* What the task requires *
Would you count the lines of the listing that carry the word "also"? Give only the resulting number.

* Given data *

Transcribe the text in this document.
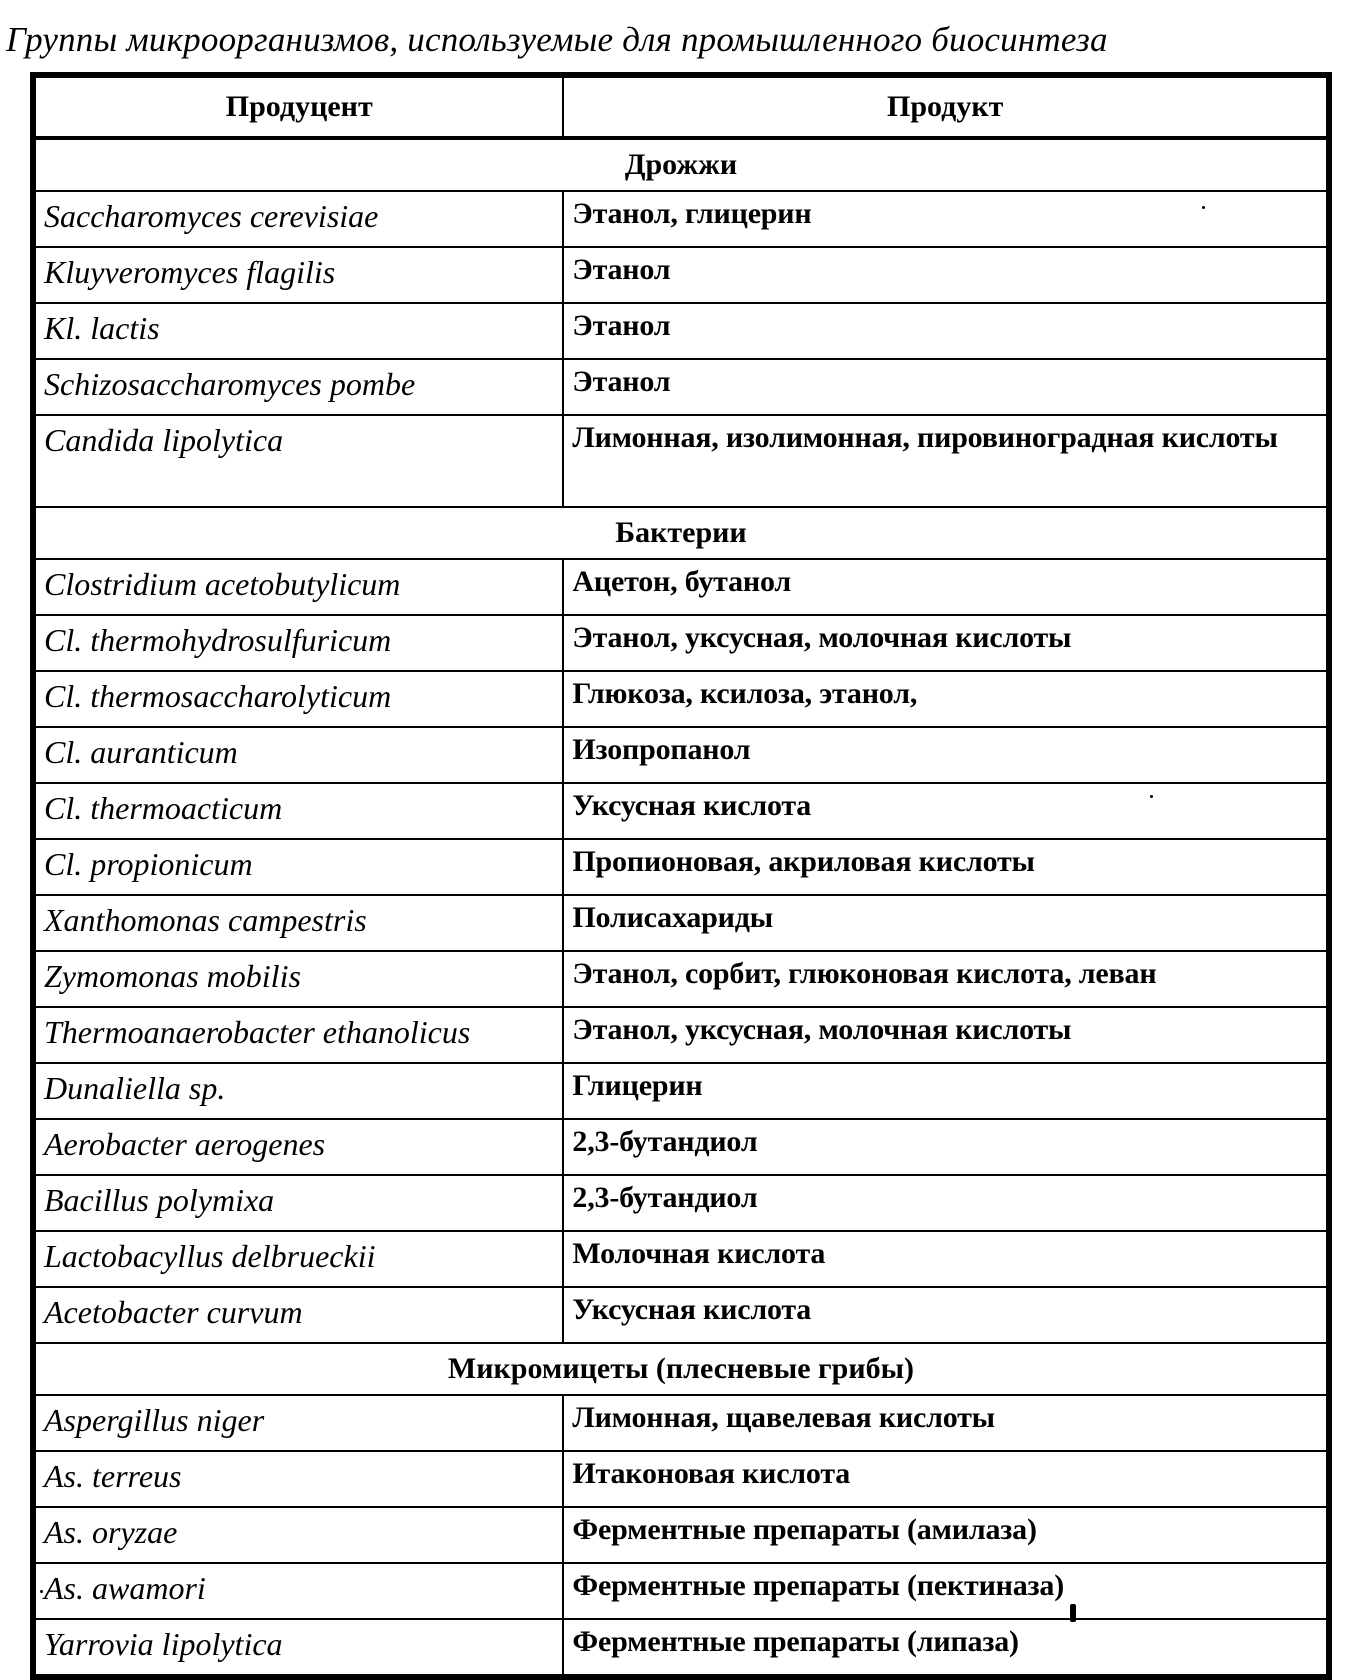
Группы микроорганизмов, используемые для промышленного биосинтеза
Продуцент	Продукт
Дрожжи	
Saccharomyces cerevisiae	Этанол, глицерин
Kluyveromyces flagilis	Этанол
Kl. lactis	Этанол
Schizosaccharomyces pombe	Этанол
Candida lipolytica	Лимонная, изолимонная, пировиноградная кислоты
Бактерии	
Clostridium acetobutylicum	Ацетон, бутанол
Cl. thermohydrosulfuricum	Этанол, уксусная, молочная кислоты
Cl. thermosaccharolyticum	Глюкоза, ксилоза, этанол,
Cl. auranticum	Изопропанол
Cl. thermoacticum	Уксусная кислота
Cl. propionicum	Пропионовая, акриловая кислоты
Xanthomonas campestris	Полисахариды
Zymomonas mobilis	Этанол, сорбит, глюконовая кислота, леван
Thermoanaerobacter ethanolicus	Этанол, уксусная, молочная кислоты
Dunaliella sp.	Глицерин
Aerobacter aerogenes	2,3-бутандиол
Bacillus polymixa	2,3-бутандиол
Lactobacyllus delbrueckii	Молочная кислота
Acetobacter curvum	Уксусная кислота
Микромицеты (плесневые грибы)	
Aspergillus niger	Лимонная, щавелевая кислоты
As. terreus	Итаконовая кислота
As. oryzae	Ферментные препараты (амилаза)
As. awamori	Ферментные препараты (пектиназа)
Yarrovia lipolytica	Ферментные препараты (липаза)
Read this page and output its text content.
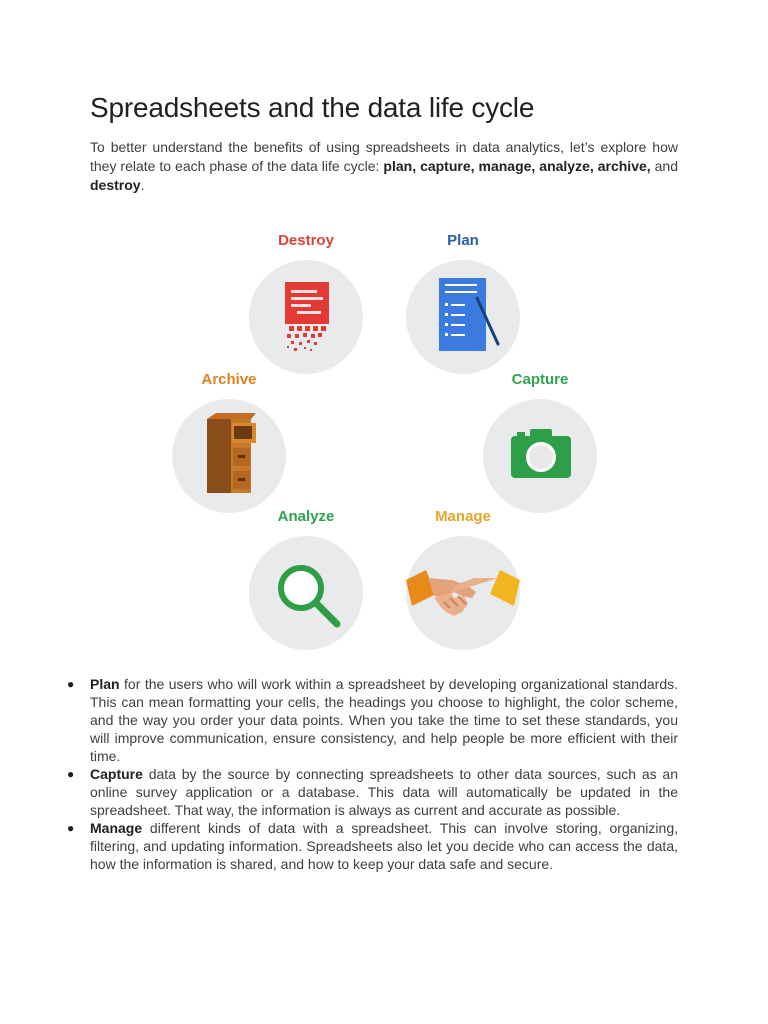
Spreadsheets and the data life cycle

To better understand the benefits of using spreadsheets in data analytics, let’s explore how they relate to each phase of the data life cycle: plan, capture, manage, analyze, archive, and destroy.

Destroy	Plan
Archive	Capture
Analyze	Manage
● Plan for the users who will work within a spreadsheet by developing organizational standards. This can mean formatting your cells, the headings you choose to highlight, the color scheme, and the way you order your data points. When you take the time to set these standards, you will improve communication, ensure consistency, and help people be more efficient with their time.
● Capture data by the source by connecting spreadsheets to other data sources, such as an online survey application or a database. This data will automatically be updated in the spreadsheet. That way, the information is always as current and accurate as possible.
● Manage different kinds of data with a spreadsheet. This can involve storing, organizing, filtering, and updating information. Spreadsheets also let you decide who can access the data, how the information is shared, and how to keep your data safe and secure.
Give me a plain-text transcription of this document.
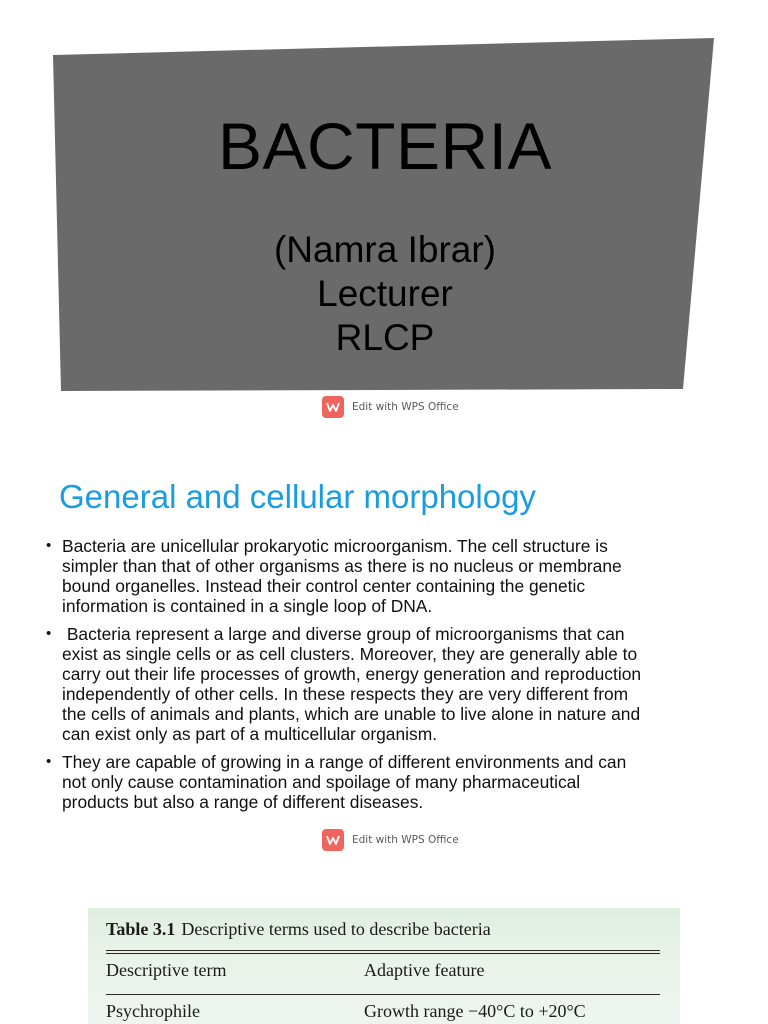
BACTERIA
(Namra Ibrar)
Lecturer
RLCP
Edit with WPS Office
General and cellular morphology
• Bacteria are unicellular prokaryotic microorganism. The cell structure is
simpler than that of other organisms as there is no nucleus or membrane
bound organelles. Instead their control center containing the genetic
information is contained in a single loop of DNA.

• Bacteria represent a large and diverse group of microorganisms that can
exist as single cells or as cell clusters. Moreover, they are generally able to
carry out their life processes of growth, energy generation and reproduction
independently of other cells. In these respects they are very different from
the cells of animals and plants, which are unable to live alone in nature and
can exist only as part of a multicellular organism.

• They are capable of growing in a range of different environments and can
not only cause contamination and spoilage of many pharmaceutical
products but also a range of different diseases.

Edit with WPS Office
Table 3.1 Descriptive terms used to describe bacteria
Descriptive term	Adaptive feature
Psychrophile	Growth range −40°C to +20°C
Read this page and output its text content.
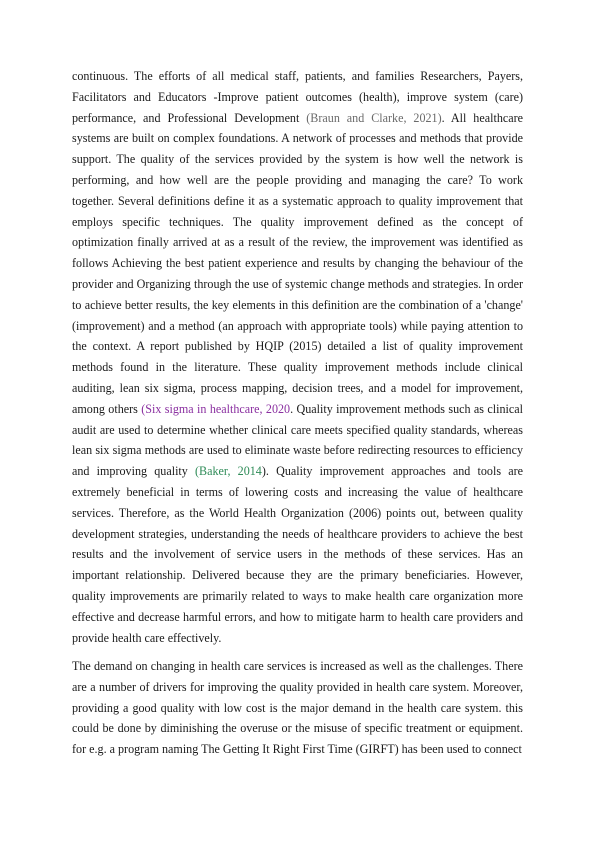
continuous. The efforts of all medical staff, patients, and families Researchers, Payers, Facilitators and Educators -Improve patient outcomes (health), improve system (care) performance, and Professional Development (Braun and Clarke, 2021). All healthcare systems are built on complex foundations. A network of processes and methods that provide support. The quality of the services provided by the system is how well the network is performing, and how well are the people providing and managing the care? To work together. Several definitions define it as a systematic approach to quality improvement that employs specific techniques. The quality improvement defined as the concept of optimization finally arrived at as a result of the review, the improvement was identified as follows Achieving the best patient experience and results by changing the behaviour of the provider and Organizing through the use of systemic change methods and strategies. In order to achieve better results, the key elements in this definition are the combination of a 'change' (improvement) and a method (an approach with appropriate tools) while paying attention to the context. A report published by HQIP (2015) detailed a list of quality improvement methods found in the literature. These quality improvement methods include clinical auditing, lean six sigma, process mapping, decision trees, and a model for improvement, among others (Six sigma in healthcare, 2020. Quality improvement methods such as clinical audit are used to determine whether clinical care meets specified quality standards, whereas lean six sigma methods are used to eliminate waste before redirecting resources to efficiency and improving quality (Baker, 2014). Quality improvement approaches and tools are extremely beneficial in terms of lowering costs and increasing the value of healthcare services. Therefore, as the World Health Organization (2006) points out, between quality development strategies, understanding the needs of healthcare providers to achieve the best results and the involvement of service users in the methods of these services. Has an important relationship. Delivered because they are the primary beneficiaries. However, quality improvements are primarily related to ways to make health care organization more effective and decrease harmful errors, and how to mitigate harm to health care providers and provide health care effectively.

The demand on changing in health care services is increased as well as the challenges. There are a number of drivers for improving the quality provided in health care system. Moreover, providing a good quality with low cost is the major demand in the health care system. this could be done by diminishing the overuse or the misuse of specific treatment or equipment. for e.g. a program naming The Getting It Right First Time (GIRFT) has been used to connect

* Answer to this problem *
2